Exercise prompt:
Report how many lines contain the word "data"; answer with the number only.

* Begin Material shown *

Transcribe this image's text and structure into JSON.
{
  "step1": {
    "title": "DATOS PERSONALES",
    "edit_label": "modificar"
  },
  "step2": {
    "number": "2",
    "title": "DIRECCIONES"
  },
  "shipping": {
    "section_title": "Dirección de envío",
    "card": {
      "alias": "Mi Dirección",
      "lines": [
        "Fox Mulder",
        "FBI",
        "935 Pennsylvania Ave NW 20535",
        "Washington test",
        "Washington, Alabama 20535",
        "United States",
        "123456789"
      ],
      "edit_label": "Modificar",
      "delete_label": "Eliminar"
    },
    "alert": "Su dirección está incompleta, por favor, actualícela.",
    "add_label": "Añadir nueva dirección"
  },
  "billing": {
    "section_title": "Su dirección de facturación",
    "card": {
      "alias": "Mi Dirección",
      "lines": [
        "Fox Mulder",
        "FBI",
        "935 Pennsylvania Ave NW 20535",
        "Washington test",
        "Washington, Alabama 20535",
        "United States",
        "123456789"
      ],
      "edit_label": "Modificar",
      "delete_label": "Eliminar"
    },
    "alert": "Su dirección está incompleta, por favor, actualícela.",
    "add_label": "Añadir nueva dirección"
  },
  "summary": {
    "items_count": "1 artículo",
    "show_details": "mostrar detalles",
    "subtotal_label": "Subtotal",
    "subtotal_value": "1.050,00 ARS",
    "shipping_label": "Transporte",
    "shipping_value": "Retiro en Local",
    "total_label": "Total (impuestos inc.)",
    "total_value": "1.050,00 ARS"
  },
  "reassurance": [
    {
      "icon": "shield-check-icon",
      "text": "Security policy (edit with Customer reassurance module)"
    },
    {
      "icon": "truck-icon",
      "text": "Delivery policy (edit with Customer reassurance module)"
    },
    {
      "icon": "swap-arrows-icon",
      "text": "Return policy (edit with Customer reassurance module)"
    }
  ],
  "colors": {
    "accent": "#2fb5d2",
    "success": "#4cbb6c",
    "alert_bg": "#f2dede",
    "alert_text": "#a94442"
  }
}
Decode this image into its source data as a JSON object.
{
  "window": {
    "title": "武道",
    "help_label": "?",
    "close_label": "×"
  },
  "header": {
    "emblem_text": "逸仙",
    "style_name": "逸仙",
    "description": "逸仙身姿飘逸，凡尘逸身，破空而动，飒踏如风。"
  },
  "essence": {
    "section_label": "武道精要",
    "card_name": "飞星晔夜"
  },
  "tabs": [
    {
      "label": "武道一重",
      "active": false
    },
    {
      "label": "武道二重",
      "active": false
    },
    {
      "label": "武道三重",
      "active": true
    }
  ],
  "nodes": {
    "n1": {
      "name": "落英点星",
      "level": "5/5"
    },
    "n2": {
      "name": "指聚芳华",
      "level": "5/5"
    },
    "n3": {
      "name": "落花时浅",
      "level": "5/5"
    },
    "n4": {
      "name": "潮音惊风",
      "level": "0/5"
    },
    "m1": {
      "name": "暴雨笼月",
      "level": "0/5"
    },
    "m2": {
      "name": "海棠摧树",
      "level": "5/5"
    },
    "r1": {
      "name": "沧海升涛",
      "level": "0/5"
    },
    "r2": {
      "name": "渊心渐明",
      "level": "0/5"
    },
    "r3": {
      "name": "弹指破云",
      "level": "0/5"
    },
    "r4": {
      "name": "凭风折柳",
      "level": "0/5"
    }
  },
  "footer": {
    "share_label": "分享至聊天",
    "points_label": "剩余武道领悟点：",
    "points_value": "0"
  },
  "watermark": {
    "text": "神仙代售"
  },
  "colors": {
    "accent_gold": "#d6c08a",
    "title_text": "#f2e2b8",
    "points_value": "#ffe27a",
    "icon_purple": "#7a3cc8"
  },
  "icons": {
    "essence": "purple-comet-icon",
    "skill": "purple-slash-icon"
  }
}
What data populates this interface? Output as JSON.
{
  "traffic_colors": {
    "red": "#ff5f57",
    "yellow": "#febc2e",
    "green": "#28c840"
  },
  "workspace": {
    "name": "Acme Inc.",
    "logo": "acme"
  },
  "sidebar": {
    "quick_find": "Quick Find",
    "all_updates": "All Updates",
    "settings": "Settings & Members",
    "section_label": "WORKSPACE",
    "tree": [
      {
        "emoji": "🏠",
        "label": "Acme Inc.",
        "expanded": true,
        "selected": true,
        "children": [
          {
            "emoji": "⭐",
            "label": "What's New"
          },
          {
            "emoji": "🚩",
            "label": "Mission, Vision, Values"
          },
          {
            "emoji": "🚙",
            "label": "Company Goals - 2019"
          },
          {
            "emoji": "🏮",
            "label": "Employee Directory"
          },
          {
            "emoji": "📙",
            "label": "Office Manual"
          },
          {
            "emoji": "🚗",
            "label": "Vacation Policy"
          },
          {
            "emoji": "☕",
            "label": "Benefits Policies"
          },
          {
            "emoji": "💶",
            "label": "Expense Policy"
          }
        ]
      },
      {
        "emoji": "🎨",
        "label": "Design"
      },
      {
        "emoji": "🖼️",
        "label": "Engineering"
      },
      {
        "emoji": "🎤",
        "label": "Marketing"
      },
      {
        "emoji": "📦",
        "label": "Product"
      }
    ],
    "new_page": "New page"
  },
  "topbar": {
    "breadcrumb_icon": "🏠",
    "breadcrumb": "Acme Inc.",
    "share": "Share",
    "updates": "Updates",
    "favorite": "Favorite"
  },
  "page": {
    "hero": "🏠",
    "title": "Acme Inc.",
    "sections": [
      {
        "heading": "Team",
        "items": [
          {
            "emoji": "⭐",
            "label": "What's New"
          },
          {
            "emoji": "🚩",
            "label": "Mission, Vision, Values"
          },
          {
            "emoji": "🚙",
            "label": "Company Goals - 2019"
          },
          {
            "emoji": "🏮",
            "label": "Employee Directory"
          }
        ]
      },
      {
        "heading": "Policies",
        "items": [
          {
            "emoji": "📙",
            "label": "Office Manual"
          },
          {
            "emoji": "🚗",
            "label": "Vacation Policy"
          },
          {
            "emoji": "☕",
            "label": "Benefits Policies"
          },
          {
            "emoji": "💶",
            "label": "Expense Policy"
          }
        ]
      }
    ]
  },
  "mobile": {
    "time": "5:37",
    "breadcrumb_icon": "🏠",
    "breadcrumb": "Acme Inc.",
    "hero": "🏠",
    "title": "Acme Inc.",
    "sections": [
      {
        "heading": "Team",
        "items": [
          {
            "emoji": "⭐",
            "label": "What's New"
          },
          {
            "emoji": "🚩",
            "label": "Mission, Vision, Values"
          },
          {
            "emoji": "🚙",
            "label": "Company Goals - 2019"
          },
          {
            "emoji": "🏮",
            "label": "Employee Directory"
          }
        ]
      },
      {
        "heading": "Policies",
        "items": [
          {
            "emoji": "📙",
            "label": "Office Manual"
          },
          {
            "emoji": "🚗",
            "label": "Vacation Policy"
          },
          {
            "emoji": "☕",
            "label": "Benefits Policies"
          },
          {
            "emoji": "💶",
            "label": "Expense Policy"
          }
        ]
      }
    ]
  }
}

* End Material shown *

Result of the exercise:
2